● WORK REQUEST
List every type of day that the passage comparing linear regression with the random forest says linear regression distinguishes well.

Comparing the predicted patterns calendars with the true one, we see that linear regression does an excellent job of distinguishing Sundays, Saturdays, Fridays, Mondays through Thursdays, and holidays, and it goes for the most common patterns for each of these types of days. On the other hand, it does a poor job on the weeks when Christmas and New Year fall. Conversely, the random forest does recognize days around Christmas as special ones and assigns them different holiday-related patterns with high accuracy. However, it also exchanges patterns 3 and 9 (Saturday patterns), 2 and 8 (Sunday patterns), which lowers the overall accuracy.
But as mentioned before, the objective is also to at least predict a good pattern when the best one is not chosen. If we compare the flow of the predicted pattern with the measured flow, we calculate the daily GEH<5, and we sort the values we obtain the next image. It shows how the random forest is superior for the worst 50 days.

● ENTRIES SUPPLIED
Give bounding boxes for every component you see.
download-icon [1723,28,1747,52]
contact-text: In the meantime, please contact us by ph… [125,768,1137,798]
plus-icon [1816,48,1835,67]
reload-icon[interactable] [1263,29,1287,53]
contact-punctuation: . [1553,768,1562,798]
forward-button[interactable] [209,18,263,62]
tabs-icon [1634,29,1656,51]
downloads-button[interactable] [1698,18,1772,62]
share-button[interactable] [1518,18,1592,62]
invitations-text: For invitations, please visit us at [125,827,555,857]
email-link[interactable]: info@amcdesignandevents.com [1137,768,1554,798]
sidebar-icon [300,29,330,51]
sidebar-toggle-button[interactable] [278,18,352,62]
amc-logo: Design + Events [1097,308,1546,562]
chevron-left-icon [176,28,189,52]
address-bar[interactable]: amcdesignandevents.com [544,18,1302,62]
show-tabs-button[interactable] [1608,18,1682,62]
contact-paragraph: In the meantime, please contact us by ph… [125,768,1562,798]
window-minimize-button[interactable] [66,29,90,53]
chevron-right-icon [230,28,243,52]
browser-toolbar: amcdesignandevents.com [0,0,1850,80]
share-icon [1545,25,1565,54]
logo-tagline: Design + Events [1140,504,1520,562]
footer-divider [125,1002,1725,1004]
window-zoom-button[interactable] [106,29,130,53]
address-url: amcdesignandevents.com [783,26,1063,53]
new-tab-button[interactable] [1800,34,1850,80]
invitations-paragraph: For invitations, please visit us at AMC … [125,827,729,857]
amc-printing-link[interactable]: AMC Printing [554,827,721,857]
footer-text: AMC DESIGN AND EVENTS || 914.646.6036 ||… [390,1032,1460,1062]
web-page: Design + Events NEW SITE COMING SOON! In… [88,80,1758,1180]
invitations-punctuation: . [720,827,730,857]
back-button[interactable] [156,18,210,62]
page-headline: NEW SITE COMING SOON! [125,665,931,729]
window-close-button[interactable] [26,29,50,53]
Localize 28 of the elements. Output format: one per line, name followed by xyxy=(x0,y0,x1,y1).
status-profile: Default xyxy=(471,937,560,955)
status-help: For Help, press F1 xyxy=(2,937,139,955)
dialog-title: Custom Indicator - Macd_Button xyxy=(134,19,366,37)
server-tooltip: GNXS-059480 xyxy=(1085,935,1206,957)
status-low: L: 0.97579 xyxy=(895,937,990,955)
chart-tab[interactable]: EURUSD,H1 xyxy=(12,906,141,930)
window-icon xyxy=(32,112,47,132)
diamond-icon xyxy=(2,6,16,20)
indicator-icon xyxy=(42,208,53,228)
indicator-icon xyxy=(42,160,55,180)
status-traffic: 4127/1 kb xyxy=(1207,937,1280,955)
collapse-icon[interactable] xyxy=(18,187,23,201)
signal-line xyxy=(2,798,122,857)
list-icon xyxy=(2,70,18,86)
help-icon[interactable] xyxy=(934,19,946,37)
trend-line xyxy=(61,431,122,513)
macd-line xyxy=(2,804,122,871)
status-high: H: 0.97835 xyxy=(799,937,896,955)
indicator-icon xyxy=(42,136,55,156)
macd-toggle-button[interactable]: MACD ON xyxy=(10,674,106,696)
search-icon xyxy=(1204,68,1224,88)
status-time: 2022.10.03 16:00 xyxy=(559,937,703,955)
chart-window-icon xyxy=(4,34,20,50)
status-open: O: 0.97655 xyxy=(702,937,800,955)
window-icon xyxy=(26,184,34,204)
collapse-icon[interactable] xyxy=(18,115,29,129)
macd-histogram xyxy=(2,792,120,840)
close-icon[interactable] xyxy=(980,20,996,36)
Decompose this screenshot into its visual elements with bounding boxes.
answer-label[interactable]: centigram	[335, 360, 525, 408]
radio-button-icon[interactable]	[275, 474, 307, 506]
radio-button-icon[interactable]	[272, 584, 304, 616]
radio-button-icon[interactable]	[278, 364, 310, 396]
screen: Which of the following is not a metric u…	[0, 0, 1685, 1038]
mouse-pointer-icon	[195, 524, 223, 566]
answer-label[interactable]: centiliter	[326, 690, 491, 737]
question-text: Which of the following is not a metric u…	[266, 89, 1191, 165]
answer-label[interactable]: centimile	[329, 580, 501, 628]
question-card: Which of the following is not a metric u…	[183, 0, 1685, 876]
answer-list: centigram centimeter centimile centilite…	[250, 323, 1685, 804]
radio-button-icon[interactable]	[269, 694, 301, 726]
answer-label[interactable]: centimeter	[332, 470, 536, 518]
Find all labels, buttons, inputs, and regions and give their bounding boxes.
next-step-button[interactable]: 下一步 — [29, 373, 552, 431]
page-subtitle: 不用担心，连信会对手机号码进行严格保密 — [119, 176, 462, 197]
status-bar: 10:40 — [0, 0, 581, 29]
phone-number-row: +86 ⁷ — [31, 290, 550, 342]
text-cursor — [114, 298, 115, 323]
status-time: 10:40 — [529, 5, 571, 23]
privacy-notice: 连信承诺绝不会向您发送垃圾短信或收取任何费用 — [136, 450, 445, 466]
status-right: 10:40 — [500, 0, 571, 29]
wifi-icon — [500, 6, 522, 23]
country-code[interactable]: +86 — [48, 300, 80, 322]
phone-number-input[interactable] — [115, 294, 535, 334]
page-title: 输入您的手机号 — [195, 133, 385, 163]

● REPLY
Sundays, Saturdays, Fridays, Mondays through Thursdays, and holidays.